▸ Exercise aim
Please repeat all of the listing exactly.

--------------------------------

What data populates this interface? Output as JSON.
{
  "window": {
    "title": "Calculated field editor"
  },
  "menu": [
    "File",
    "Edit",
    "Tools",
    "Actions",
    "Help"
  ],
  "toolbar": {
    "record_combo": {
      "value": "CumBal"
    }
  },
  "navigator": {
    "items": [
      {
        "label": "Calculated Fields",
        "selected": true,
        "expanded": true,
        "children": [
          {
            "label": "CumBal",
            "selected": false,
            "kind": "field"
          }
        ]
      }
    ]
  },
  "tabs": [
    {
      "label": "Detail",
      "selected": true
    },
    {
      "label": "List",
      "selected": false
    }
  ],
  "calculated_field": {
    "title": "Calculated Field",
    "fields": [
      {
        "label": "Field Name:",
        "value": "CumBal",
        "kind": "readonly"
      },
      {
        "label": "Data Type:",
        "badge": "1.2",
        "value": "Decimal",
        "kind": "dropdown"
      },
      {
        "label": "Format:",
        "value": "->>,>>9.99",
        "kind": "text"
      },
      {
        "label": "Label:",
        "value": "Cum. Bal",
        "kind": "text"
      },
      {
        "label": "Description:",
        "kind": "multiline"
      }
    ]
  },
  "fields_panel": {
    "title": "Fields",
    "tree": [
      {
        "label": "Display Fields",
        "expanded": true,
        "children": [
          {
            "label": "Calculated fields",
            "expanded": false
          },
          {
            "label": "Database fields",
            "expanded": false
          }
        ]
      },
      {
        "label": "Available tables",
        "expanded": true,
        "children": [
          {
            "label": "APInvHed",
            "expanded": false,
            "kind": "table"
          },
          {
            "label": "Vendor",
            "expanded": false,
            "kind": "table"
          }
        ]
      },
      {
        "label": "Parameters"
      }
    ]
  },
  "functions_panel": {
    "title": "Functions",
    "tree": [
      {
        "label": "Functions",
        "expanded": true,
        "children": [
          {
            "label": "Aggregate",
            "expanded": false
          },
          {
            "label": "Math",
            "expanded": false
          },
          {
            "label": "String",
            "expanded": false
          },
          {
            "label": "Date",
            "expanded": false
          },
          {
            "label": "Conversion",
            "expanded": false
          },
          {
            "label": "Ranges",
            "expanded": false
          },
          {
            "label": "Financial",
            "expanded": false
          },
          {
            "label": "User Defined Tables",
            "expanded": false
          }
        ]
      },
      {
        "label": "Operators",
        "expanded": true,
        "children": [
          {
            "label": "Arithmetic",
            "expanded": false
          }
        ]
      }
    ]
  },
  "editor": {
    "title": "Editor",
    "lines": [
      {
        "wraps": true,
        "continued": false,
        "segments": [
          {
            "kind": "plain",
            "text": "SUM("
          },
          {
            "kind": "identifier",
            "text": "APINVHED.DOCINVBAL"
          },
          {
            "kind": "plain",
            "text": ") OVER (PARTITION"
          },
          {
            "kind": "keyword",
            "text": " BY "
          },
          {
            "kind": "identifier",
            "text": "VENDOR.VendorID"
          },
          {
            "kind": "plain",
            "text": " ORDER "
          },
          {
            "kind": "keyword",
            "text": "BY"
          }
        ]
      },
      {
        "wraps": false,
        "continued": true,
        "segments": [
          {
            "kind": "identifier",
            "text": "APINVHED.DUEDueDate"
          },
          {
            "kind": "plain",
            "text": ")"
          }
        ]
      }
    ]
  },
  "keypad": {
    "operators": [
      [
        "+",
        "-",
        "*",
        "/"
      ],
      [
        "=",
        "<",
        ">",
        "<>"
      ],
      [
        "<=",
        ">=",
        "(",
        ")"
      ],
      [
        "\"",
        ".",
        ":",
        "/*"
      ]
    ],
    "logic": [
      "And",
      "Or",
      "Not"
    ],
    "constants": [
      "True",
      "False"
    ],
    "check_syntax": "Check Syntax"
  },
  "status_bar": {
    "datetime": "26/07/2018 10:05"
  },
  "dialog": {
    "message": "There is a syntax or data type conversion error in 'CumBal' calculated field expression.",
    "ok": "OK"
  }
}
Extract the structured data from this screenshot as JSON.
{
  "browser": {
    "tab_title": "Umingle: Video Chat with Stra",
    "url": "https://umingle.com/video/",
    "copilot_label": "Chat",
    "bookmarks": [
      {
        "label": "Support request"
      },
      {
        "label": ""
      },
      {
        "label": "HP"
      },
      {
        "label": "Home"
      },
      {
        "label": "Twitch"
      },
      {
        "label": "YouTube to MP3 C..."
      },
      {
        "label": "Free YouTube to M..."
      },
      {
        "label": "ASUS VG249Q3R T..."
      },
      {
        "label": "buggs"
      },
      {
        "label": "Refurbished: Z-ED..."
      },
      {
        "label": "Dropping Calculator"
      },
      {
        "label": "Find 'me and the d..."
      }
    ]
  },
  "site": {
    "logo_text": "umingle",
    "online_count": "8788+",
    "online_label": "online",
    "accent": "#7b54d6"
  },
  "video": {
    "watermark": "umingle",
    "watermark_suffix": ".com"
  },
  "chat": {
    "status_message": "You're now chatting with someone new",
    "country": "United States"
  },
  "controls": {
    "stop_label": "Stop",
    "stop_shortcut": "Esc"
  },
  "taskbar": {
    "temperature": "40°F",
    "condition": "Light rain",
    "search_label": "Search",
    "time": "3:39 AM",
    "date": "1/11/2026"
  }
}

--------------------------------

▸ The result
What data populates this interface? Output as JSON.
{
  "window": {
    "title": "Calculated field editor"
  },
  "menu": [
    "File",
    "Edit",
    "Tools",
    "Actions",
    "Help"
  ],
  "toolbar": {
    "record_combo": {
      "value": "CumBal"
    }
  },
  "navigator": {
    "items": [
      {
        "label": "Calculated Fields",
        "selected": true,
        "expanded": true,
        "children": [
          {
            "label": "CumBal",
            "selected": false,
            "kind": "field"
          }
        ]
      }
    ]
  },
  "tabs": [
    {
      "label": "Detail",
      "selected": true
    },
    {
      "label": "List",
      "selected": false
    }
  ],
  "calculated_field": {
    "title": "Calculated Field",
    "fields": [
      {
        "label": "Field Name:",
        "value": "CumBal",
        "kind": "readonly"
      },
      {
        "label": "Data Type:",
        "badge": "1.2",
        "value": "Decimal",
        "kind": "dropdown"
      },
      {
        "label": "Format:",
        "value": "->>,>>9.99",
        "kind": "text"
      },
      {
        "label": "Label:",
        "value": "Cum. Bal",
        "kind": "text"
      },
      {
        "label": "Description:",
        "kind": "multiline"
      }
    ]
  },
  "fields_panel": {
    "title": "Fields",
    "tree": [
      {
        "label": "Display Fields",
        "expanded": true,
        "children": [
          {
            "label": "Calculated fields",
            "expanded": false
          },
          {
            "label": "Database fields",
            "expanded": false
          }
        ]
      },
      {
        "label": "Available tables",
        "expanded": true,
        "children": [
          {
            "label": "APInvHed",
            "expanded": false,
            "kind": "table"
          },
          {
            "label": "Vendor",
            "expanded": false,
            "kind": "table"
          }
        ]
      },
      {
        "label": "Parameters"
      }
    ]
  },
  "functions_panel": {
    "title": "Functions",
    "tree": [
      {
        "label": "Functions",
        "expanded": true,
        "children": [
          {
            "label": "Aggregate",
            "expanded": false
          },
          {
            "label": "Math",
            "expanded": false
          },
          {
            "label": "String",
            "expanded": false
          },
          {
            "label": "Date",
            "expanded": false
          },
          {
            "label": "Conversion",
            "expanded": false
          },
          {
            "label": "Ranges",
            "expanded": false
          },
          {
            "label": "Financial",
            "expanded": false
          },
          {
            "label": "User Defined Tables",
            "expanded": false
          }
        ]
      },
      {
        "label": "Operators",
        "expanded": true,
        "children": [
          {
            "label": "Arithmetic",
            "expanded": false
          }
        ]
      }
    ]
  },
  "editor": {
    "title": "Editor",
    "lines": [
      {
        "wraps": true,
        "continued": false,
        "segments": [
          {
            "kind": "plain",
            "text": "SUM("
          },
          {
            "kind": "identifier",
            "text": "APINVHED.DOCINVBAL"
          },
          {
            "kind": "plain",
            "text": ") OVER (PARTITION"
          },
          {
            "kind": "keyword",
            "text": " BY "
          },
          {
            "kind": "identifier",
            "text": "VENDOR.VendorID"
          },
          {
            "kind": "plain",
            "text": " ORDER "
          },
          {
            "kind": "keyword",
            "text": "BY"
          }
        ]
      },
      {
        "wraps": false,
        "continued": true,
        "segments": [
          {
            "kind": "identifier",
            "text": "APINVHED.DUEDueDate"
          },
          {
            "kind": "plain",
            "text": ")"
          }
        ]
      }
    ]
  },
  "keypad": {
    "operators": [
      [
        "+",
        "-",
        "*",
        "/"
      ],
      [
        "=",
        "<",
        ">",
        "<>"
      ],
      [
        "<=",
        ">=",
        "(",
        ")"
      ],
      [
        "\"",
        ".",
        ":",
        "/*"
      ]
    ],
    "logic": [
      "And",
      "Or",
      "Not"
    ],
    "constants": [
      "True",
      "False"
    ],
    "check_syntax": "Check Syntax"
  },
  "status_bar": {
    "datetime": "26/07/2018 10:05"
  },
  "dialog": {
    "message": "There is a syntax or data type conversion error in 'CumBal' calculated field expression.",
    "ok": "OK"
  }
}
Extract the structured data from this screenshot as JSON.
{
  "browser": {
    "tab_title": "Umingle: Video Chat with Stra",
    "url": "https://umingle.com/video/",
    "copilot_label": "Chat",
    "bookmarks": [
      {
        "label": "Support request"
      },
      {
        "label": ""
      },
      {
        "label": "HP"
      },
      {
        "label": "Home"
      },
      {
        "label": "Twitch"
      },
      {
        "label": "YouTube to MP3 C..."
      },
      {
        "label": "Free YouTube to M..."
      },
      {
        "label": "ASUS VG249Q3R T..."
      },
      {
        "label": "buggs"
      },
      {
        "label": "Refurbished: Z-ED..."
      },
      {
        "label": "Dropping Calculator"
      },
      {
        "label": "Find 'me and the d..."
      }
    ]
  },
  "site": {
    "logo_text": "umingle",
    "online_count": "8788+",
    "online_label": "online",
    "accent": "#7b54d6"
  },
  "video": {
    "watermark": "umingle",
    "watermark_suffix": ".com"
  },
  "chat": {
    "status_message": "You're now chatting with someone new",
    "country": "United States"
  },
  "controls": {
    "stop_label": "Stop",
    "stop_shortcut": "Esc"
  },
  "taskbar": {
    "temperature": "40°F",
    "condition": "Light rain",
    "search_label": "Search",
    "time": "3:39 AM",
    "date": "1/11/2026"
  }
}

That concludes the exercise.